* [Entries supplied]:
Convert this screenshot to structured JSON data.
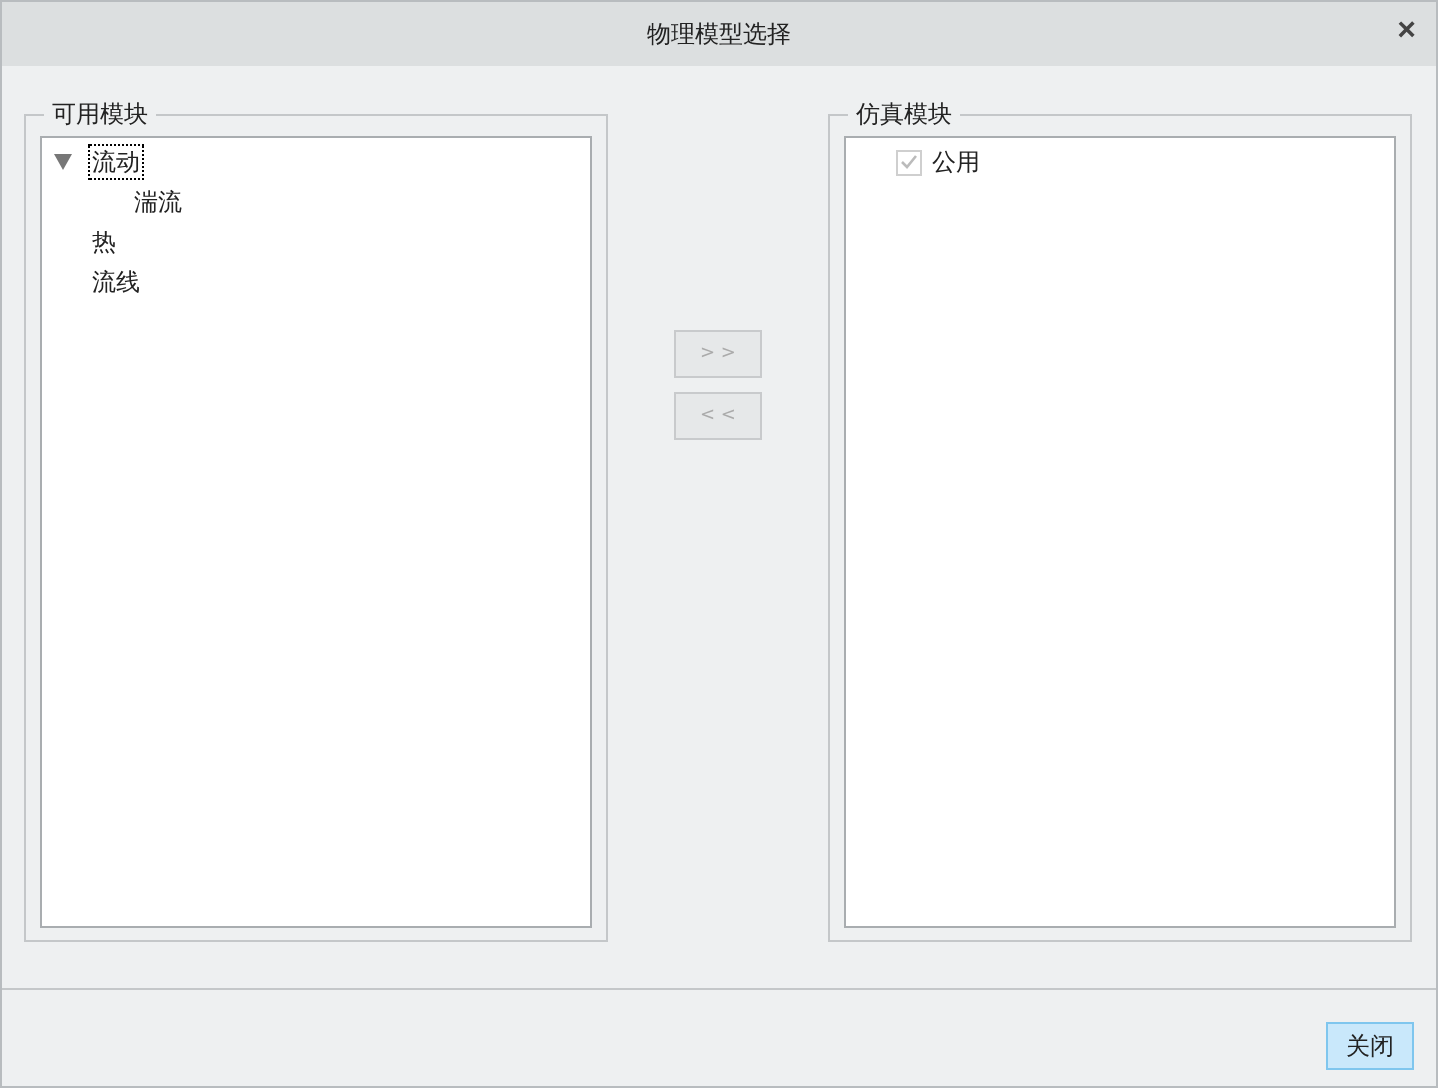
{
  "window": {
    "title": "物理模型选择",
    "close": "×"
  },
  "available": {
    "title": "可用模块",
    "items": [
      {
        "label": "流动",
        "selected": true,
        "expanded": true,
        "children": [
          {
            "label": "湍流",
            "selected": false
          }
        ]
      },
      {
        "label": "热",
        "selected": false
      },
      {
        "label": "流线",
        "selected": false
      }
    ]
  },
  "transfer_buttons": [
    {
      "label": "> >",
      "disabled": true
    },
    {
      "label": "< <",
      "disabled": true
    }
  ],
  "simulation": {
    "title": "仿真模块",
    "items": [
      {
        "label": "公用",
        "checked": true,
        "disabled": true
      }
    ]
  },
  "footer_buttons": [
    {
      "label": "关闭",
      "selected": true
    }
  ]
}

* [Task]:
Copy each line of the listing that includes "selected".

* [Output of the exercise]:
        "selected": true,
            "selected": false
        "selected": false
        "selected": false
      "selected": true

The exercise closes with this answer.